*Exercise description*: Please transcribe each of the entries below line by line, character for character.

*Supplied information*:

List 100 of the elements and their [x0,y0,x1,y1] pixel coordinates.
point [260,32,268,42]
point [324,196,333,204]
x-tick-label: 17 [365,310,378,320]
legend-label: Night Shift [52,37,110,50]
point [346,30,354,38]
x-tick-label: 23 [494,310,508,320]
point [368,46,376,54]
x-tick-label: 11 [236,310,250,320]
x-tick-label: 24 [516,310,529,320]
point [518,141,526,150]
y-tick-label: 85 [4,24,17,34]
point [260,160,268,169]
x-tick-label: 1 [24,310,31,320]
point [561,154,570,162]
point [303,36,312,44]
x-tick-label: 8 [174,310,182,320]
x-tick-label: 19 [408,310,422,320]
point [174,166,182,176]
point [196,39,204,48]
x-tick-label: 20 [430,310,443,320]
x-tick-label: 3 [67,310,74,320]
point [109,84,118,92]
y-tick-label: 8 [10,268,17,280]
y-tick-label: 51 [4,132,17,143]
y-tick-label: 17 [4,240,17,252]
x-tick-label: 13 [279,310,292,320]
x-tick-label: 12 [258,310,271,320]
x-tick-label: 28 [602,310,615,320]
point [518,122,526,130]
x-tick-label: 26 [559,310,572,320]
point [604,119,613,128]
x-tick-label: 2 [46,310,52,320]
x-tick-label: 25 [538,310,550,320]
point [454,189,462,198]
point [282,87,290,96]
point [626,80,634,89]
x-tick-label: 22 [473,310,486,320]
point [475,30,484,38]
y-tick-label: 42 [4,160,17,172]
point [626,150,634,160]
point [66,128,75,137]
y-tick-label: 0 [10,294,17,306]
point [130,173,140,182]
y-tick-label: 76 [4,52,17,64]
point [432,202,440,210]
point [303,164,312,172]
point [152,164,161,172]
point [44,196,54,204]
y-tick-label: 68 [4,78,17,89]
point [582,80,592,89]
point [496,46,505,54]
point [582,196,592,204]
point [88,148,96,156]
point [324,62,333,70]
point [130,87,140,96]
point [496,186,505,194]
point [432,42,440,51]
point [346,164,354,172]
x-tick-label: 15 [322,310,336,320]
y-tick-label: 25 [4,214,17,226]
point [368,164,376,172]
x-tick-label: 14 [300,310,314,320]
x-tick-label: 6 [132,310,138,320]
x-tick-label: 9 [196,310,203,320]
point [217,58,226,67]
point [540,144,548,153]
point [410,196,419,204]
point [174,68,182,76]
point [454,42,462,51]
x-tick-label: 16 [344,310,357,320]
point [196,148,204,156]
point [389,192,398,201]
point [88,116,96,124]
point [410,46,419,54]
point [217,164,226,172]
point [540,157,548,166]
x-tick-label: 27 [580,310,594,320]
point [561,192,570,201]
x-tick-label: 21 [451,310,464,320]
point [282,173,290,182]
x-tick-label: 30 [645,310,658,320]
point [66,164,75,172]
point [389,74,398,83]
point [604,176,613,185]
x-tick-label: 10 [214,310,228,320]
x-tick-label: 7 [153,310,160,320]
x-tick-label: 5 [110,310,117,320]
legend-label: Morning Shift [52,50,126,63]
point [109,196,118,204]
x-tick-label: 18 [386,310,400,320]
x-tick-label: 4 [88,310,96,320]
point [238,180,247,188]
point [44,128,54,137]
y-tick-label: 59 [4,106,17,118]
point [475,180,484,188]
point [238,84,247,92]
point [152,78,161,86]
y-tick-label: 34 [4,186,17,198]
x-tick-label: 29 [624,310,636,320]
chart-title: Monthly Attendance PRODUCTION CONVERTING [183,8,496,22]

*Answer to this problem*:
List 100 of the elements and their [x0,y0,x1,y1] pixel coordinates.
point [260,32,268,42]
point [324,196,333,204]
x-tick-label: 17 [365,310,378,320]
legend-label: Night Shift [52,37,110,50]
point [346,30,354,38]
x-tick-label: 23 [494,310,508,320]
point [368,46,376,54]
x-tick-label: 11 [236,310,250,320]
x-tick-label: 24 [516,310,529,320]
point [518,141,526,150]
y-tick-label: 85 [4,24,17,34]
point [260,160,268,169]
x-tick-label: 1 [24,310,31,320]
point [561,154,570,162]
point [303,36,312,44]
x-tick-label: 8 [174,310,182,320]
x-tick-label: 19 [408,310,422,320]
point [174,166,182,176]
point [196,39,204,48]
x-tick-label: 20 [430,310,443,320]
x-tick-label: 3 [67,310,74,320]
point [109,84,118,92]
y-tick-label: 8 [10,268,17,280]
y-tick-label: 51 [4,132,17,143]
y-tick-label: 17 [4,240,17,252]
x-tick-label: 13 [279,310,292,320]
x-tick-label: 12 [258,310,271,320]
x-tick-label: 28 [602,310,615,320]
point [518,122,526,130]
x-tick-label: 26 [559,310,572,320]
point [604,119,613,128]
x-tick-label: 2 [46,310,52,320]
x-tick-label: 25 [538,310,550,320]
point [454,189,462,198]
point [282,87,290,96]
point [626,80,634,89]
x-tick-label: 22 [473,310,486,320]
point [475,30,484,38]
y-tick-label: 42 [4,160,17,172]
point [626,150,634,160]
point [66,128,75,137]
y-tick-label: 0 [10,294,17,306]
point [130,173,140,182]
y-tick-label: 76 [4,52,17,64]
point [432,202,440,210]
point [303,164,312,172]
point [152,164,161,172]
point [44,196,54,204]
y-tick-label: 68 [4,78,17,89]
point [582,80,592,89]
point [496,46,505,54]
point [582,196,592,204]
point [88,148,96,156]
point [324,62,333,70]
point [130,87,140,96]
point [496,186,505,194]
point [432,42,440,51]
point [346,164,354,172]
x-tick-label: 15 [322,310,336,320]
y-tick-label: 25 [4,214,17,226]
point [368,164,376,172]
x-tick-label: 14 [300,310,314,320]
x-tick-label: 6 [132,310,138,320]
x-tick-label: 9 [196,310,203,320]
point [217,58,226,67]
point [540,144,548,153]
point [410,196,419,204]
point [174,68,182,76]
point [454,42,462,51]
x-tick-label: 16 [344,310,357,320]
point [196,148,204,156]
point [389,192,398,201]
point [88,116,96,124]
point [410,46,419,54]
point [217,164,226,172]
point [540,157,548,166]
x-tick-label: 27 [580,310,594,320]
point [561,192,570,201]
x-tick-label: 21 [451,310,464,320]
point [282,173,290,182]
x-tick-label: 30 [645,310,658,320]
point [66,164,75,172]
point [389,74,398,83]
point [604,176,613,185]
x-tick-label: 10 [214,310,228,320]
x-tick-label: 7 [153,310,160,320]
x-tick-label: 5 [110,310,117,320]
legend-label: Morning Shift [52,50,126,63]
point [109,196,118,204]
x-tick-label: 18 [386,310,400,320]
x-tick-label: 4 [88,310,96,320]
point [238,180,247,188]
point [44,128,54,137]
y-tick-label: 59 [4,106,17,118]
point [475,180,484,188]
point [238,84,247,92]
point [152,78,161,86]
y-tick-label: 34 [4,186,17,198]
x-tick-label: 29 [624,310,636,320]
chart-title: Monthly Attendance PRODUCTION CONVERTING [183,8,496,22]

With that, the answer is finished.